YOUR OBJECTIVE »
Reproduce every line of the material below, but drop the pictures.
[Start SUPPLIED RECORDS]
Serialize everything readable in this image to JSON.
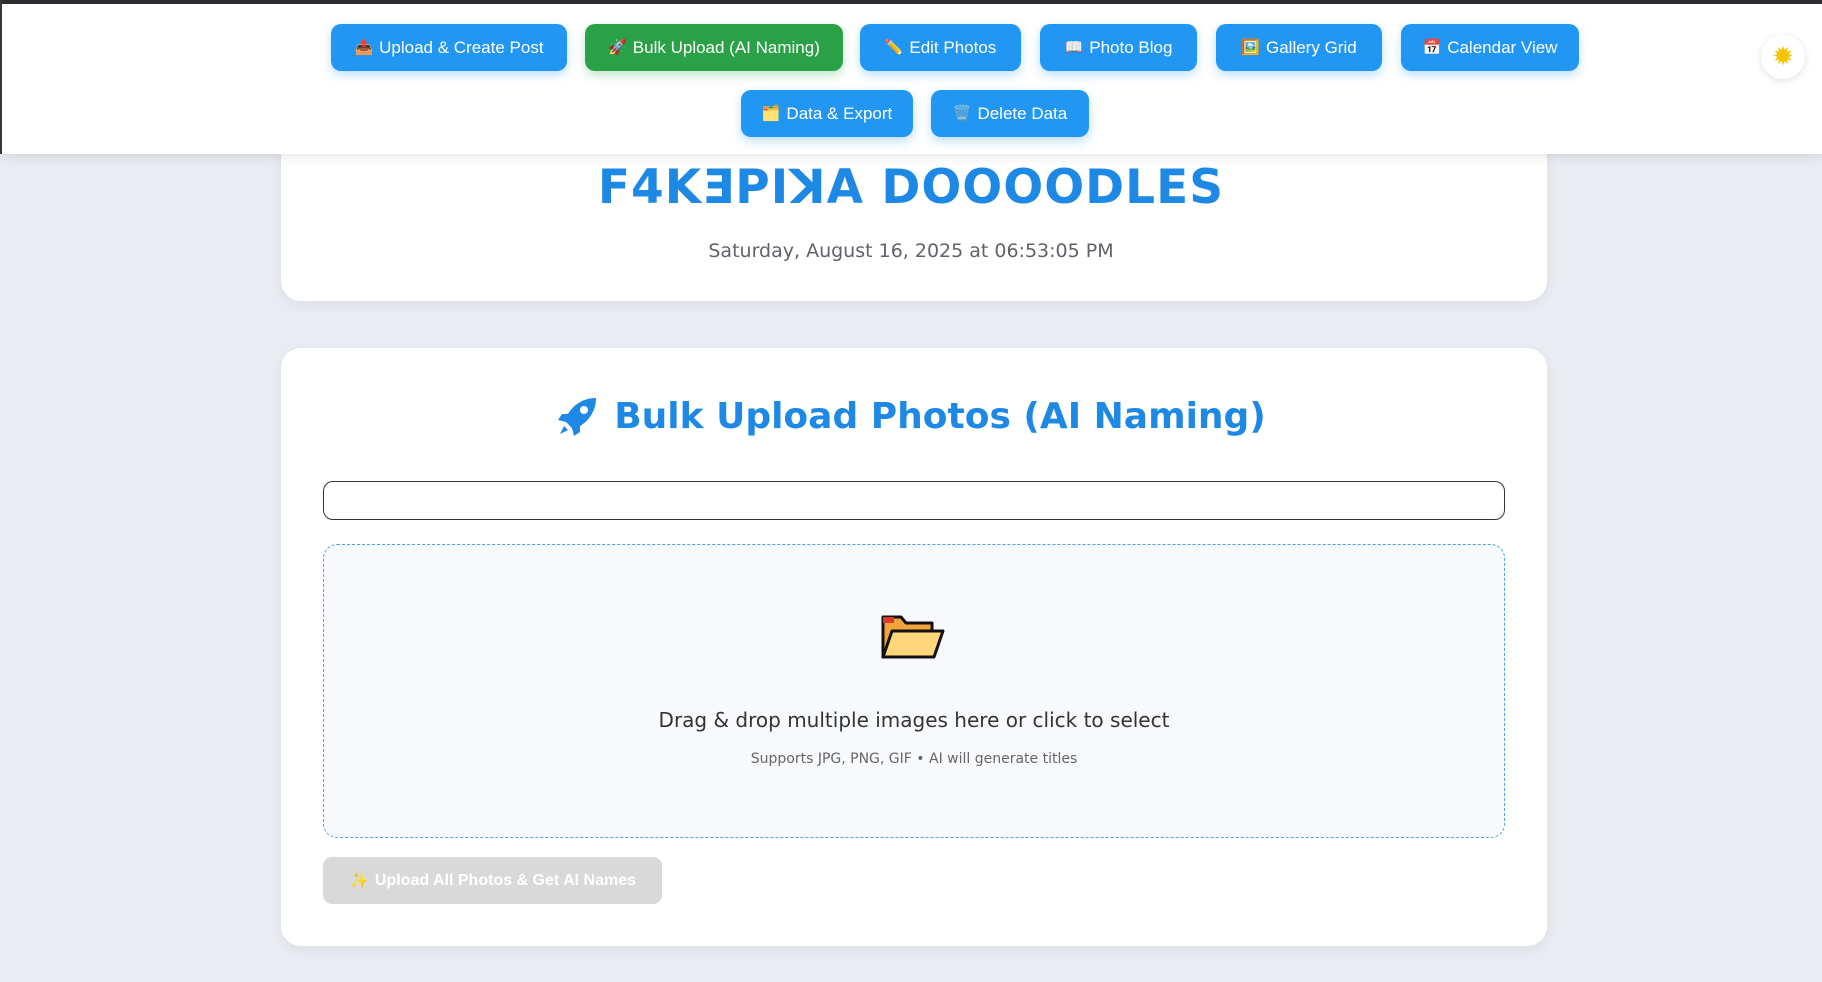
{
  "nav": {
    "buttons": [
      {
        "icon": "📤",
        "label": "Upload & Create Post",
        "active": false
      },
      {
        "icon": "🚀",
        "label": "Bulk Upload (AI Naming)",
        "active": true
      },
      {
        "icon": "✏️",
        "label": "Edit Photos",
        "active": false
      },
      {
        "icon": "📖",
        "label": "Photo Blog",
        "active": false
      },
      {
        "icon": "🖼️",
        "label": "Gallery Grid",
        "active": false
      },
      {
        "icon": "📅",
        "label": "Calendar View",
        "active": false
      },
      {
        "icon": "🗂️",
        "label": "Data & Export",
        "active": false
      },
      {
        "icon": "🗑️",
        "label": "Delete Data",
        "active": false
      }
    ],
    "theme_toggle_icon": "sun-icon",
    "theme_toggle_glyph": "✹"
  },
  "header": {
    "title": "F4KƎPIꓘA DOOOODLES",
    "datetime": "Saturday, August 16, 2025 at 06:53:05 PM"
  },
  "bulk_upload": {
    "title_icon": "🚀",
    "title": "Bulk Upload Photos (AI Naming)",
    "input_value": "",
    "input_placeholder": "",
    "dropzone_text": "Drag & drop multiple images here or click to select",
    "dropzone_subtext": "Supports JPG, PNG, GIF • AI will generate titles",
    "upload_button_icon": "✨",
    "upload_button_label": "Upload All Photos & Get AI Names",
    "upload_button_disabled": true
  },
  "colors": {
    "primary": "#2196f3",
    "active": "#2aa146",
    "title_blue": "#1e88e5",
    "background": "#e9edf2",
    "disabled": "#d9d9d9"
  }
}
[End SUPPLIED RECORDS]
FULL RESPONSE »
Serialize everything readable in this image to JSON.
{
  "nav": {
    "buttons": [
      {
        "icon": "📤",
        "label": "Upload & Create Post",
        "active": false
      },
      {
        "icon": "🚀",
        "label": "Bulk Upload (AI Naming)",
        "active": true
      },
      {
        "icon": "✏️",
        "label": "Edit Photos",
        "active": false
      },
      {
        "icon": "📖",
        "label": "Photo Blog",
        "active": false
      },
      {
        "icon": "🖼️",
        "label": "Gallery Grid",
        "active": false
      },
      {
        "icon": "📅",
        "label": "Calendar View",
        "active": false
      },
      {
        "icon": "🗂️",
        "label": "Data & Export",
        "active": false
      },
      {
        "icon": "🗑️",
        "label": "Delete Data",
        "active": false
      }
    ],
    "theme_toggle_icon": "sun-icon",
    "theme_toggle_glyph": "✹"
  },
  "header": {
    "title": "F4KƎPIꓘA DOOOODLES",
    "datetime": "Saturday, August 16, 2025 at 06:53:05 PM"
  },
  "bulk_upload": {
    "title_icon": "🚀",
    "title": "Bulk Upload Photos (AI Naming)",
    "input_value": "",
    "input_placeholder": "",
    "dropzone_text": "Drag & drop multiple images here or click to select",
    "dropzone_subtext": "Supports JPG, PNG, GIF • AI will generate titles",
    "upload_button_icon": "✨",
    "upload_button_label": "Upload All Photos & Get AI Names",
    "upload_button_disabled": true
  },
  "colors": {
    "primary": "#2196f3",
    "active": "#2aa146",
    "title_blue": "#1e88e5",
    "background": "#e9edf2",
    "disabled": "#d9d9d9"
  }
}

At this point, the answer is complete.